___ Dataset extract

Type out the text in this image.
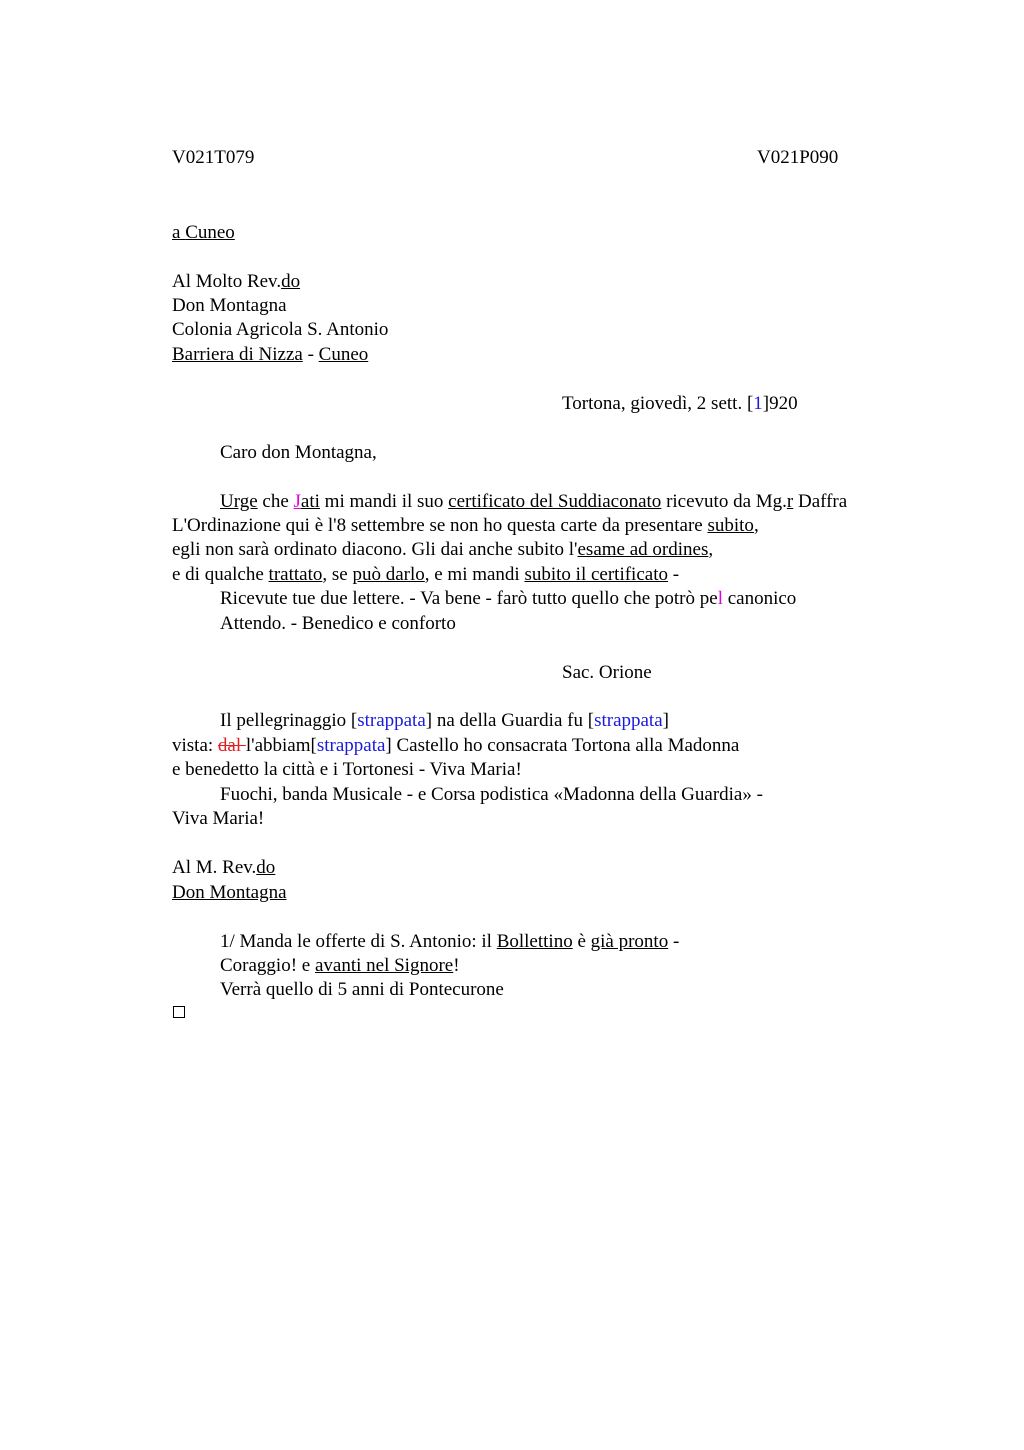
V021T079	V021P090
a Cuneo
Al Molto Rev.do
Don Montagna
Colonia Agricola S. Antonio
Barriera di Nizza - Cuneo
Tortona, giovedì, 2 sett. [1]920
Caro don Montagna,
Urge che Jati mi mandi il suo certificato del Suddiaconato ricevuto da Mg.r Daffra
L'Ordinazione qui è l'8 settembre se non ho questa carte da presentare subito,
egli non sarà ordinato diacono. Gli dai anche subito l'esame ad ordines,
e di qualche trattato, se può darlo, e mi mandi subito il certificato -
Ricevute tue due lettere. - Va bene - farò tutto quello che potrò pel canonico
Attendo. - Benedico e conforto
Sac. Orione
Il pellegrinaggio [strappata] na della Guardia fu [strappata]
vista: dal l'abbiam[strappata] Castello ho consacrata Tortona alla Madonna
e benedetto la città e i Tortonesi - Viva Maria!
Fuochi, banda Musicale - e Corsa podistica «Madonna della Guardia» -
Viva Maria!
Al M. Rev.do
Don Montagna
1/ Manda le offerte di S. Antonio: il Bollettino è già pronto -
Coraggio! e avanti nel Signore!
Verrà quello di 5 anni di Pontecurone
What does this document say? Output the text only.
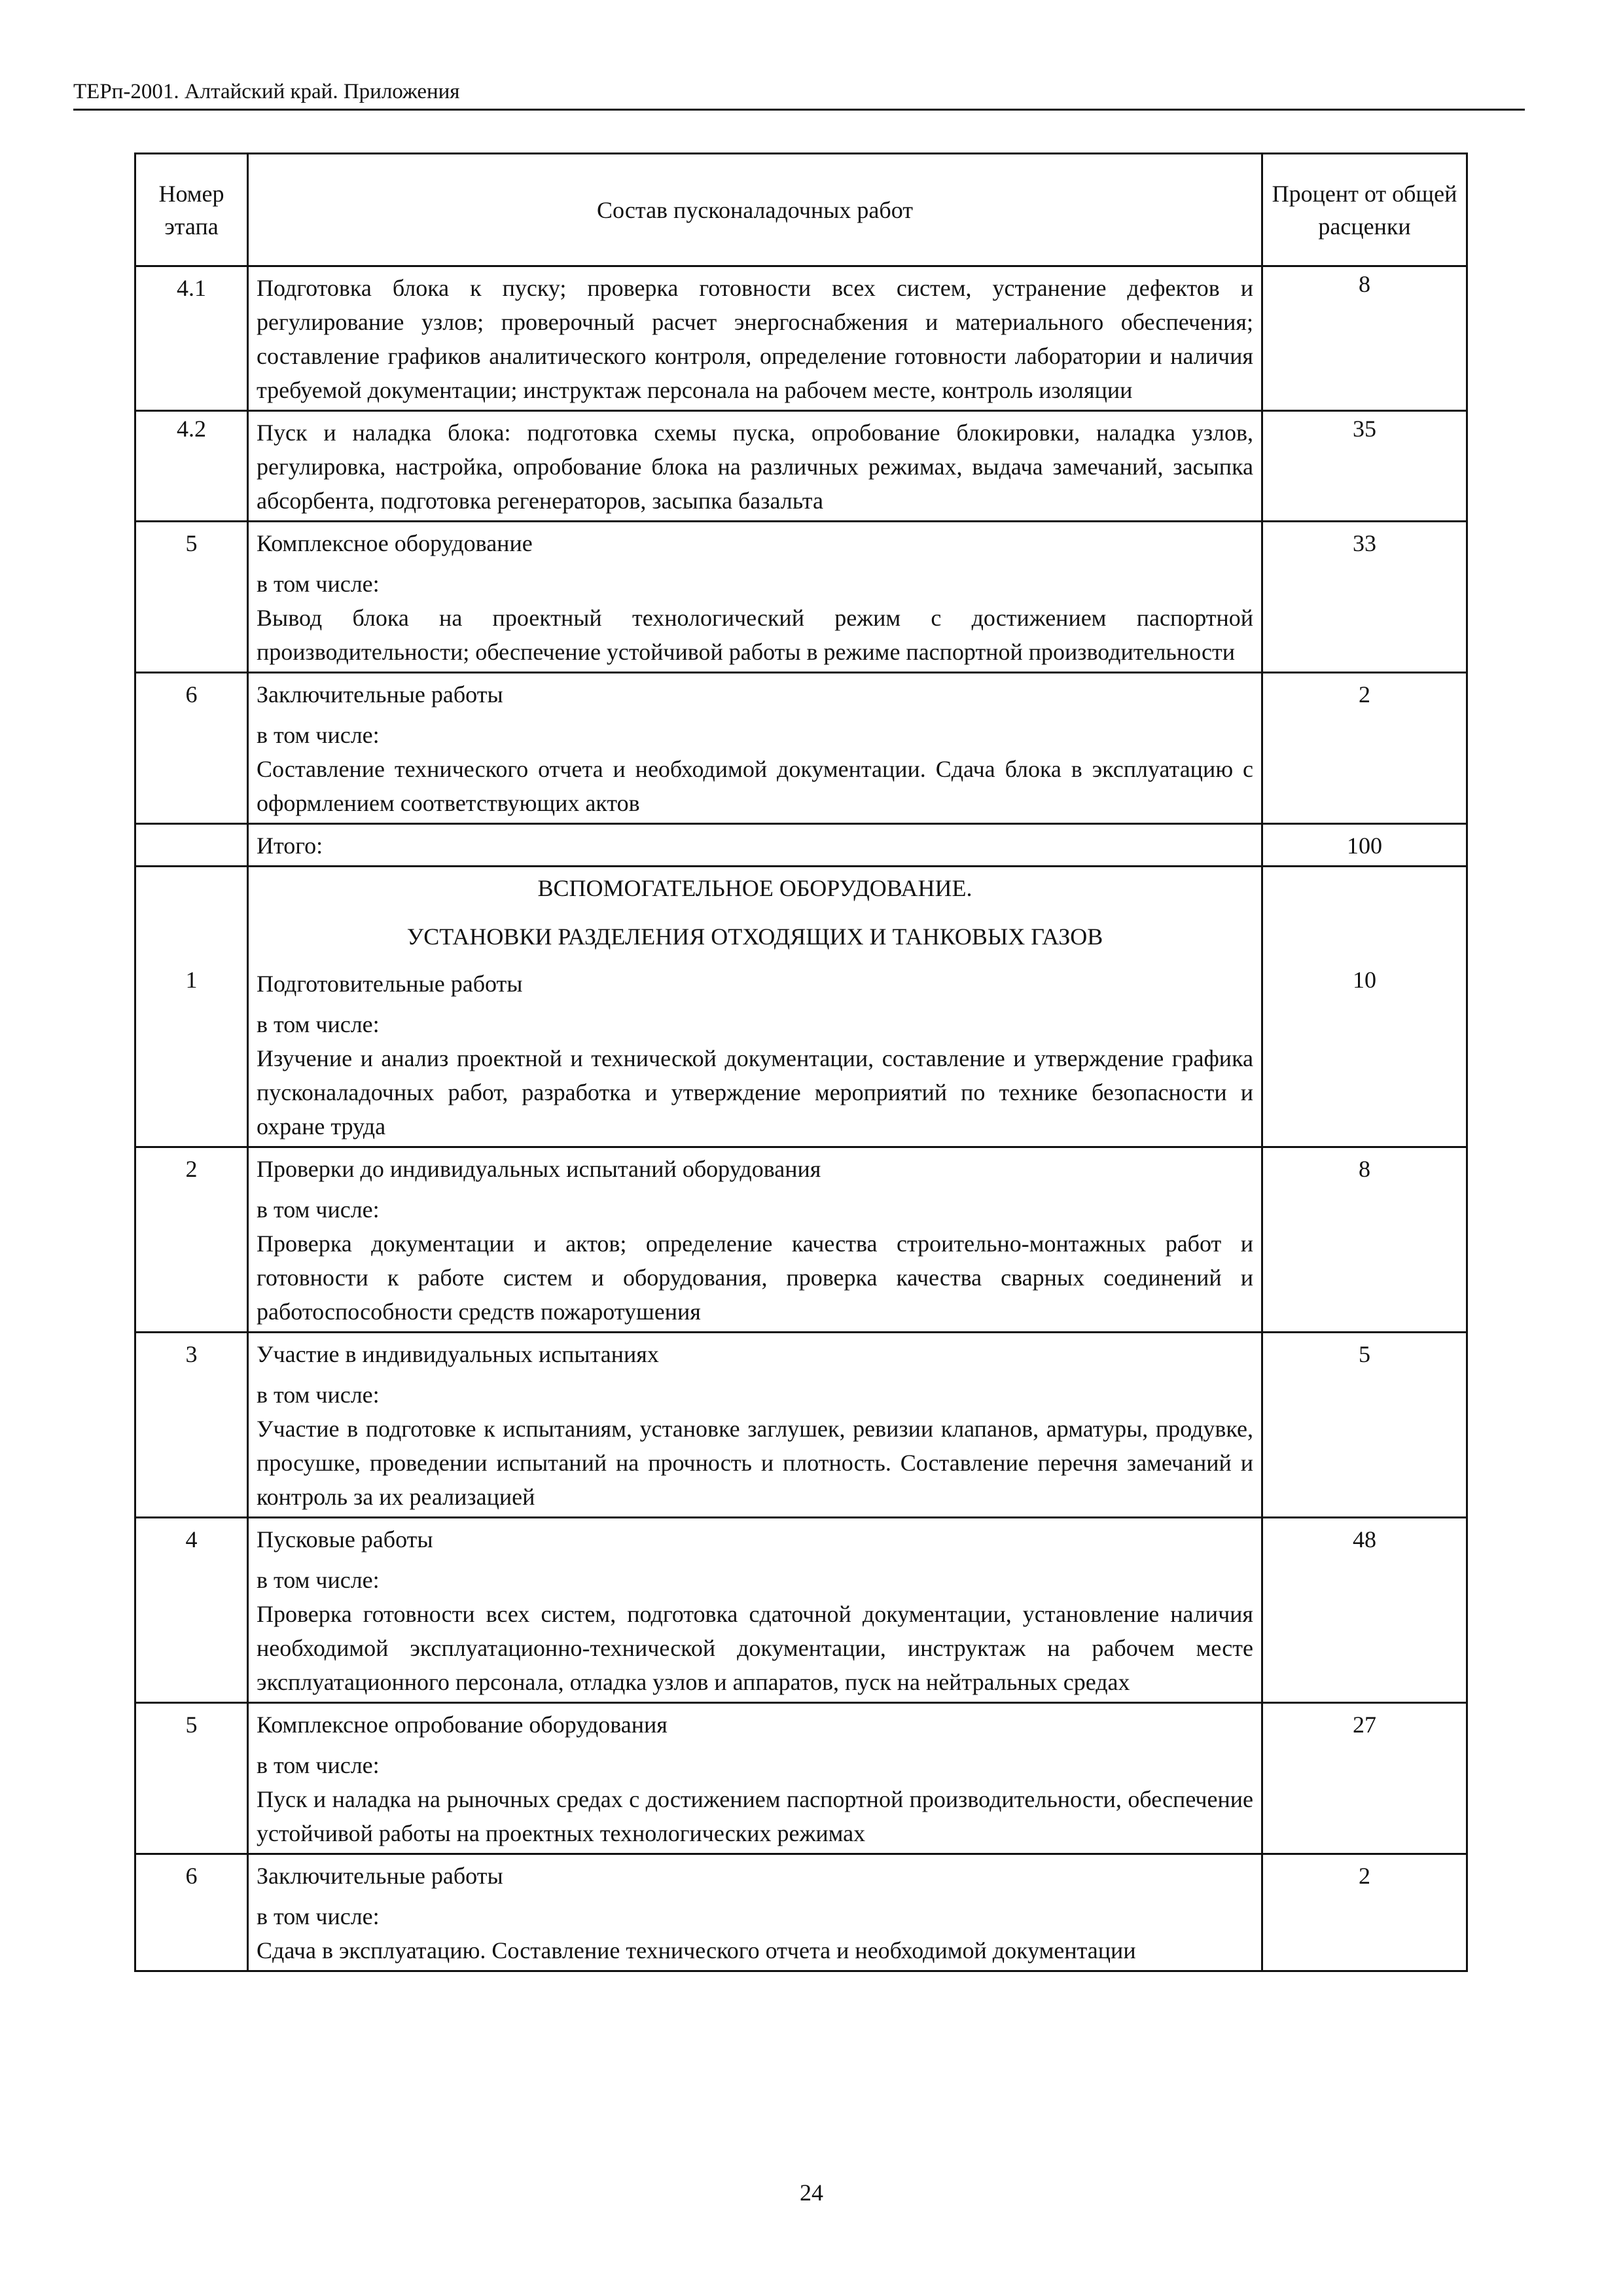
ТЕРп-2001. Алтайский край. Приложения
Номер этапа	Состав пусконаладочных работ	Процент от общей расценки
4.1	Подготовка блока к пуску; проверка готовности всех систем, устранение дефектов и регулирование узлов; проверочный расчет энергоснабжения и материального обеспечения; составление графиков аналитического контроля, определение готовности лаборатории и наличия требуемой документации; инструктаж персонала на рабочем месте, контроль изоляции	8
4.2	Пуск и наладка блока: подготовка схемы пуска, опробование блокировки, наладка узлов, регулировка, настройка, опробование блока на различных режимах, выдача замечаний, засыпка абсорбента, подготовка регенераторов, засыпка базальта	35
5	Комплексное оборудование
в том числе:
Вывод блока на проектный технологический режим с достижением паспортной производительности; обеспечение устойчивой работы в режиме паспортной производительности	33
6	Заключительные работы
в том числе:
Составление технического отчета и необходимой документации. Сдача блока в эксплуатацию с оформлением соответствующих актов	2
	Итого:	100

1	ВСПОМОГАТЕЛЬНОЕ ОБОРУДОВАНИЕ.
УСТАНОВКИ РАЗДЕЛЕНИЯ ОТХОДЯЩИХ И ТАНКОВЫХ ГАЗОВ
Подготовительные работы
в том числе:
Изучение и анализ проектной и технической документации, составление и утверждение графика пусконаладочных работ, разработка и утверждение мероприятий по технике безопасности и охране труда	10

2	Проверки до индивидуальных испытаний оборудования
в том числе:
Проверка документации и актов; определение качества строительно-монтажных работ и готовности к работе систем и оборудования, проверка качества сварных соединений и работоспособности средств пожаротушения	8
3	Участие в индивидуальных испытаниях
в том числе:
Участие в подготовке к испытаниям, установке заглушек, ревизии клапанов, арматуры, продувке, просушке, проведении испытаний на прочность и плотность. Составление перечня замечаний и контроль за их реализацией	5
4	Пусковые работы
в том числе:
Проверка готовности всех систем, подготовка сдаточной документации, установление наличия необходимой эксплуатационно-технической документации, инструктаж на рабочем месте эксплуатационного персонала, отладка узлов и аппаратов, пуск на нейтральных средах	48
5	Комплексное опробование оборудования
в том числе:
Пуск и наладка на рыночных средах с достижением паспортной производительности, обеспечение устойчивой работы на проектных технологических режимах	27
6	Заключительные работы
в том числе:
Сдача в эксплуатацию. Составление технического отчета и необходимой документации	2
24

______

All of the material above needs to be restated exactly, with no pictures.

▶ Answer in full:
Type out the text in this image.
V021T079	V021P090
a Cuneo
Al Molto Rev.do
Don Montagna
Colonia Agricola S. Antonio
Barriera di Nizza - Cuneo
Tortona, giovedì, 2 sett. [1]920
Caro don Montagna,
Urge che Jati mi mandi il suo certificato del Suddiaconato ricevuto da Mg.r Daffra
L'Ordinazione qui è l'8 settembre se non ho questa carte da presentare subito,
egli non sarà ordinato diacono. Gli dai anche subito l'esame ad ordines,
e di qualche trattato, se può darlo, e mi mandi subito il certificato -
Ricevute tue due lettere. - Va bene - farò tutto quello che potrò pel canonico
Attendo. - Benedico e conforto
Sac. Orione
Il pellegrinaggio [strappata] na della Guardia fu [strappata]
vista: dal l'abbiam[strappata] Castello ho consacrata Tortona alla Madonna
e benedetto la città e i Tortonesi - Viva Maria!
Fuochi, banda Musicale - e Corsa podistica «Madonna della Guardia» -
Viva Maria!
Al M. Rev.do
Don Montagna
1/ Manda le offerte di S. Antonio: il Bollettino è già pronto -
Coraggio! e avanti nel Signore!
Verrà quello di 5 anni di Pontecurone
What does this document say? Output the text only.
ТЕРп-2001. Алтайский край. Приложения
Номер этапа	Состав пусконаладочных работ	Процент от общей расценки
4.1	Подготовка блока к пуску; проверка готовности всех систем, устранение дефектов и регулирование узлов; проверочный расчет энергоснабжения и материального обеспечения; составление графиков аналитического контроля, определение готовности лаборатории и наличия требуемой документации; инструктаж персонала на рабочем месте, контроль изоляции	8
4.2	Пуск и наладка блока: подготовка схемы пуска, опробование блокировки, наладка узлов, регулировка, настройка, опробование блока на различных режимах, выдача замечаний, засыпка абсорбента, подготовка регенераторов, засыпка базальта	35
5	Комплексное оборудование
в том числе:
Вывод блока на проектный технологический режим с достижением паспортной производительности; обеспечение устойчивой работы в режиме паспортной производительности	33
6	Заключительные работы
в том числе:
Составление технического отчета и необходимой документации. Сдача блока в эксплуатацию с оформлением соответствующих актов	2
	Итого:	100

1	ВСПОМОГАТЕЛЬНОЕ ОБОРУДОВАНИЕ.
УСТАНОВКИ РАЗДЕЛЕНИЯ ОТХОДЯЩИХ И ТАНКОВЫХ ГАЗОВ
Подготовительные работы
в том числе:
Изучение и анализ проектной и технической документации, составление и утверждение графика пусконаладочных работ, разработка и утверждение мероприятий по технике безопасности и охране труда	10

2	Проверки до индивидуальных испытаний оборудования
в том числе:
Проверка документации и актов; определение качества строительно-монтажных работ и готовности к работе систем и оборудования, проверка качества сварных соединений и работоспособности средств пожаротушения	8
3	Участие в индивидуальных испытаниях
в том числе:
Участие в подготовке к испытаниям, установке заглушек, ревизии клапанов, арматуры, продувке, просушке, проведении испытаний на прочность и плотность. Составление перечня замечаний и контроль за их реализацией	5
4	Пусковые работы
в том числе:
Проверка готовности всех систем, подготовка сдаточной документации, установление наличия необходимой эксплуатационно-технической документации, инструктаж на рабочем месте эксплуатационного персонала, отладка узлов и аппаратов, пуск на нейтральных средах	48
5	Комплексное опробование оборудования
в том числе:
Пуск и наладка на рыночных средах с достижением паспортной производительности, обеспечение устойчивой работы на проектных технологических режимах	27
6	Заключительные работы
в том числе:
Сдача в эксплуатацию. Составление технического отчета и необходимой документации	2
24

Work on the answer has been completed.